**THE REQUEST:**
Every entry that follows needs to be repeated exactly.

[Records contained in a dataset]
============

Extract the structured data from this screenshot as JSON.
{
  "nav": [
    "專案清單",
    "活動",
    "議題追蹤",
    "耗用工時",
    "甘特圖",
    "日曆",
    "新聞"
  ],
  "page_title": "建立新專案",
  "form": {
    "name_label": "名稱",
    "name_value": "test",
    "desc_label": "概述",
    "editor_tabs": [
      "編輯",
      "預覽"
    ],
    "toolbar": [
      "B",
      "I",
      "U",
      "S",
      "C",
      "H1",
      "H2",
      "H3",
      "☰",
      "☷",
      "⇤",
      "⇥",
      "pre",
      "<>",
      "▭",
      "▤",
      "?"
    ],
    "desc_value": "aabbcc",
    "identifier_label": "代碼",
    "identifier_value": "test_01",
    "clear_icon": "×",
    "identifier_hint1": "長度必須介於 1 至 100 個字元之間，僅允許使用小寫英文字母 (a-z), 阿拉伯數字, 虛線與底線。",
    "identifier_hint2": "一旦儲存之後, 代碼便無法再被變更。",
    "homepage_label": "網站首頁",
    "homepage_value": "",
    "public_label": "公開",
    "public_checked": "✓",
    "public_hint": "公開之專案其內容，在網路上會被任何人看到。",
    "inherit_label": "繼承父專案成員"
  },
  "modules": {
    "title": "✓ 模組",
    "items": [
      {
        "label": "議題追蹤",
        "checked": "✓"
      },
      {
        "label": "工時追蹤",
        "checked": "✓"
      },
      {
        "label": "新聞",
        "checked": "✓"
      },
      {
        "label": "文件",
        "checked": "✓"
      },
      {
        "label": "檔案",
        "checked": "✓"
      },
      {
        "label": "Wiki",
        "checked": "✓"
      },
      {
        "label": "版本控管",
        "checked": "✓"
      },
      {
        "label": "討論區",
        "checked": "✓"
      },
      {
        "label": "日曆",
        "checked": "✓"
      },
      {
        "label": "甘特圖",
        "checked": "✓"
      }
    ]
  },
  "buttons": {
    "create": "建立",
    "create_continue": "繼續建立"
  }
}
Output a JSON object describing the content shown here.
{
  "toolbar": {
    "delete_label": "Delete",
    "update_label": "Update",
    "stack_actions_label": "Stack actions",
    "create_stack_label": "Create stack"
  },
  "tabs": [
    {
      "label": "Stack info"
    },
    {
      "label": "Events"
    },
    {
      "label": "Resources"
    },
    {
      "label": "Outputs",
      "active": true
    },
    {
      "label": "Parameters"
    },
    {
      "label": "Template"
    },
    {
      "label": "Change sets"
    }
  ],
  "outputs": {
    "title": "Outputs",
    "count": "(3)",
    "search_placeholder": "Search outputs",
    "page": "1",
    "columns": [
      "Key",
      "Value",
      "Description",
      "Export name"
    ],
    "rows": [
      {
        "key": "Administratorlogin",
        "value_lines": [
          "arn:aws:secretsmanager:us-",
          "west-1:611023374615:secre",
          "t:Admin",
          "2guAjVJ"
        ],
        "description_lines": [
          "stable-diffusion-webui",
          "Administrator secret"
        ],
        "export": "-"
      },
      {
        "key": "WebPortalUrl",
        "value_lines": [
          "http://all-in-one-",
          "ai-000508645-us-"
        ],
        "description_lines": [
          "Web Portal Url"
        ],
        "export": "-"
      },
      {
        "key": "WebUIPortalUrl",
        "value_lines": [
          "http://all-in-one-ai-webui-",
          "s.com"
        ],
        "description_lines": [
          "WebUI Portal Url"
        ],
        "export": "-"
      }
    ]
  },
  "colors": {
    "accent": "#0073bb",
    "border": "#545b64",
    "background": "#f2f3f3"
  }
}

============

**CORRECT OUTPUT:**
Extract the structured data from this screenshot as JSON.
{
  "nav": [
    "專案清單",
    "活動",
    "議題追蹤",
    "耗用工時",
    "甘特圖",
    "日曆",
    "新聞"
  ],
  "page_title": "建立新專案",
  "form": {
    "name_label": "名稱",
    "name_value": "test",
    "desc_label": "概述",
    "editor_tabs": [
      "編輯",
      "預覽"
    ],
    "toolbar": [
      "B",
      "I",
      "U",
      "S",
      "C",
      "H1",
      "H2",
      "H3",
      "☰",
      "☷",
      "⇤",
      "⇥",
      "pre",
      "<>",
      "▭",
      "▤",
      "?"
    ],
    "desc_value": "aabbcc",
    "identifier_label": "代碼",
    "identifier_value": "test_01",
    "clear_icon": "×",
    "identifier_hint1": "長度必須介於 1 至 100 個字元之間，僅允許使用小寫英文字母 (a-z), 阿拉伯數字, 虛線與底線。",
    "identifier_hint2": "一旦儲存之後, 代碼便無法再被變更。",
    "homepage_label": "網站首頁",
    "homepage_value": "",
    "public_label": "公開",
    "public_checked": "✓",
    "public_hint": "公開之專案其內容，在網路上會被任何人看到。",
    "inherit_label": "繼承父專案成員"
  },
  "modules": {
    "title": "✓ 模組",
    "items": [
      {
        "label": "議題追蹤",
        "checked": "✓"
      },
      {
        "label": "工時追蹤",
        "checked": "✓"
      },
      {
        "label": "新聞",
        "checked": "✓"
      },
      {
        "label": "文件",
        "checked": "✓"
      },
      {
        "label": "檔案",
        "checked": "✓"
      },
      {
        "label": "Wiki",
        "checked": "✓"
      },
      {
        "label": "版本控管",
        "checked": "✓"
      },
      {
        "label": "討論區",
        "checked": "✓"
      },
      {
        "label": "日曆",
        "checked": "✓"
      },
      {
        "label": "甘特圖",
        "checked": "✓"
      }
    ]
  },
  "buttons": {
    "create": "建立",
    "create_continue": "繼續建立"
  }
}
Output a JSON object describing the content shown here.
{
  "toolbar": {
    "delete_label": "Delete",
    "update_label": "Update",
    "stack_actions_label": "Stack actions",
    "create_stack_label": "Create stack"
  },
  "tabs": [
    {
      "label": "Stack info"
    },
    {
      "label": "Events"
    },
    {
      "label": "Resources"
    },
    {
      "label": "Outputs",
      "active": true
    },
    {
      "label": "Parameters"
    },
    {
      "label": "Template"
    },
    {
      "label": "Change sets"
    }
  ],
  "outputs": {
    "title": "Outputs",
    "count": "(3)",
    "search_placeholder": "Search outputs",
    "page": "1",
    "columns": [
      "Key",
      "Value",
      "Description",
      "Export name"
    ],
    "rows": [
      {
        "key": "Administratorlogin",
        "value_lines": [
          "arn:aws:secretsmanager:us-",
          "west-1:611023374615:secre",
          "t:Admin",
          "2guAjVJ"
        ],
        "description_lines": [
          "stable-diffusion-webui",
          "Administrator secret"
        ],
        "export": "-"
      },
      {
        "key": "WebPortalUrl",
        "value_lines": [
          "http://all-in-one-",
          "ai-000508645-us-"
        ],
        "description_lines": [
          "Web Portal Url"
        ],
        "export": "-"
      },
      {
        "key": "WebUIPortalUrl",
        "value_lines": [
          "http://all-in-one-ai-webui-",
          "s.com"
        ],
        "description_lines": [
          "WebUI Portal Url"
        ],
        "export": "-"
      }
    ]
  },
  "colors": {
    "accent": "#0073bb",
    "border": "#545b64",
    "background": "#f2f3f3"
  }
}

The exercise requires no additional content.